** begin **

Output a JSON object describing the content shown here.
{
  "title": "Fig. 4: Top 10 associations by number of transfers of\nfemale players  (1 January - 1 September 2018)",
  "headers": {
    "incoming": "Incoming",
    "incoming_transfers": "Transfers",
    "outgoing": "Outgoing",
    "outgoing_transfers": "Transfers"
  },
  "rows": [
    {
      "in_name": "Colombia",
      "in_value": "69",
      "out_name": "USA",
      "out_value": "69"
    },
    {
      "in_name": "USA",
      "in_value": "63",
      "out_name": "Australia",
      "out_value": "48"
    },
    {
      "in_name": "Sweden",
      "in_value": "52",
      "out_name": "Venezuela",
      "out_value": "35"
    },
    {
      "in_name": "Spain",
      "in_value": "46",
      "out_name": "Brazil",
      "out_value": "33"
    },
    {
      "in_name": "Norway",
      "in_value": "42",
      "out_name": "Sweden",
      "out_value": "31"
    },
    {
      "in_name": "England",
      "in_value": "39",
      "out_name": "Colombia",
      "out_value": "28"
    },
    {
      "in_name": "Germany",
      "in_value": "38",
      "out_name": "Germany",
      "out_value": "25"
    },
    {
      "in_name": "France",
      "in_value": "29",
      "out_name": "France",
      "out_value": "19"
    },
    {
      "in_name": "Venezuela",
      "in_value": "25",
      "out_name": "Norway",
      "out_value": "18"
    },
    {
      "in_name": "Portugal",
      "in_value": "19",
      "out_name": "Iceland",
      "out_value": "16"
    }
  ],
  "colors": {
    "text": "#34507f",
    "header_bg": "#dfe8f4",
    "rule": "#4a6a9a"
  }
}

** end **

EXERCISE:
Copy the records above exactly as they appear.

RESULT:
Output a JSON object describing the content shown here.
{
  "title": "Fig. 4: Top 10 associations by number of transfers of\nfemale players  (1 January - 1 September 2018)",
  "headers": {
    "incoming": "Incoming",
    "incoming_transfers": "Transfers",
    "outgoing": "Outgoing",
    "outgoing_transfers": "Transfers"
  },
  "rows": [
    {
      "in_name": "Colombia",
      "in_value": "69",
      "out_name": "USA",
      "out_value": "69"
    },
    {
      "in_name": "USA",
      "in_value": "63",
      "out_name": "Australia",
      "out_value": "48"
    },
    {
      "in_name": "Sweden",
      "in_value": "52",
      "out_name": "Venezuela",
      "out_value": "35"
    },
    {
      "in_name": "Spain",
      "in_value": "46",
      "out_name": "Brazil",
      "out_value": "33"
    },
    {
      "in_name": "Norway",
      "in_value": "42",
      "out_name": "Sweden",
      "out_value": "31"
    },
    {
      "in_name": "England",
      "in_value": "39",
      "out_name": "Colombia",
      "out_value": "28"
    },
    {
      "in_name": "Germany",
      "in_value": "38",
      "out_name": "Germany",
      "out_value": "25"
    },
    {
      "in_name": "France",
      "in_value": "29",
      "out_name": "France",
      "out_value": "19"
    },
    {
      "in_name": "Venezuela",
      "in_value": "25",
      "out_name": "Norway",
      "out_value": "18"
    },
    {
      "in_name": "Portugal",
      "in_value": "19",
      "out_name": "Iceland",
      "out_value": "16"
    }
  ],
  "colors": {
    "text": "#34507f",
    "header_bg": "#dfe8f4",
    "rule": "#4a6a9a"
  }
}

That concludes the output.